→ Do this
Scan the lines below; pull out those with "schott".
┌────────
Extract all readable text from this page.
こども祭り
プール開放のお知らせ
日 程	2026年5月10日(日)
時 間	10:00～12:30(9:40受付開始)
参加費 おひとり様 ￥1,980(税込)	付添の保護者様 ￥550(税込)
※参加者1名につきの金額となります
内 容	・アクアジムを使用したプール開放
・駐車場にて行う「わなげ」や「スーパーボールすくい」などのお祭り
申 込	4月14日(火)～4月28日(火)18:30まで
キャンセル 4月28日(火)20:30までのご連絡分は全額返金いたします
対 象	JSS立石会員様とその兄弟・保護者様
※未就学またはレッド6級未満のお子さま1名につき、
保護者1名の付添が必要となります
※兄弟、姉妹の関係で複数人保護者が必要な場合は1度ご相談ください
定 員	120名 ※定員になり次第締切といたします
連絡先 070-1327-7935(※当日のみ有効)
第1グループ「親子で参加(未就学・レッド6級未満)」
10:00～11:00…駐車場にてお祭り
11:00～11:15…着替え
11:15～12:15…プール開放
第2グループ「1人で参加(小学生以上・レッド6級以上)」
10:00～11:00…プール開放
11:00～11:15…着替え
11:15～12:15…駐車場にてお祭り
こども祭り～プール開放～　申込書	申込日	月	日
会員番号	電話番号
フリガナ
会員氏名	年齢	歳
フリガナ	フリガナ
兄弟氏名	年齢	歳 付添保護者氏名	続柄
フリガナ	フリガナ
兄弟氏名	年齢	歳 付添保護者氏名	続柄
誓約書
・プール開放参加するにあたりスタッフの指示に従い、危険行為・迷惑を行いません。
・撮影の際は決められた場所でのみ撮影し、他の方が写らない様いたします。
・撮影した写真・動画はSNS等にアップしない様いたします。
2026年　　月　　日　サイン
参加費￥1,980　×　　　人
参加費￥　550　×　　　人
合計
└────────
┌────────
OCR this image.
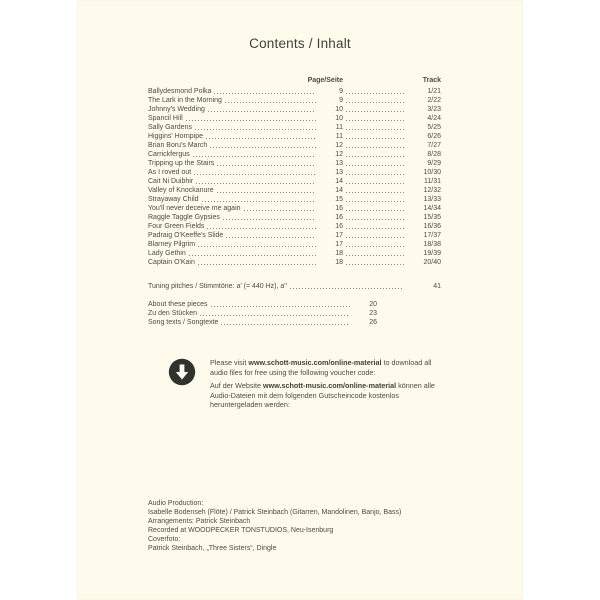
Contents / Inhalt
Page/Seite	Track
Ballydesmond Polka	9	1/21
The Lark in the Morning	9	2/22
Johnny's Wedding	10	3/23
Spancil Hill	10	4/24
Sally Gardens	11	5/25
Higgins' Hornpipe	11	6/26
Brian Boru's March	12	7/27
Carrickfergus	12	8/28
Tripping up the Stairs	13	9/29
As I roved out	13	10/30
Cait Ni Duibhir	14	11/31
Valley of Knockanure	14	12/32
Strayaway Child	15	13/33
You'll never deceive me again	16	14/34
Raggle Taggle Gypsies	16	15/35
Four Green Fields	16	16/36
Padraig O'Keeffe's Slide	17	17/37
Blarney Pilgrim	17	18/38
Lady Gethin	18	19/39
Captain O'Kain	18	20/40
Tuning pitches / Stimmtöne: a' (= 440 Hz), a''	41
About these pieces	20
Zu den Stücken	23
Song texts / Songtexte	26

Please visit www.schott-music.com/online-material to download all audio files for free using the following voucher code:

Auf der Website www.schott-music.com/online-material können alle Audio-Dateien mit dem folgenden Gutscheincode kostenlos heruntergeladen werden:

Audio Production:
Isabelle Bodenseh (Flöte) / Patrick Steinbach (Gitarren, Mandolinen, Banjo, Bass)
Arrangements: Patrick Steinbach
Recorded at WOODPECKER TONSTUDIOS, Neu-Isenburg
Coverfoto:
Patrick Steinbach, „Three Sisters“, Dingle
└────────
→ Task response
Please visit www.schott-music.com/online-material to download all audio files for free using the following voucher code:
Auf der Website www.schott-music.com/online-material können alle Audio-Dateien mit dem folgenden Gutscheincode kostenlos heruntergeladen werden:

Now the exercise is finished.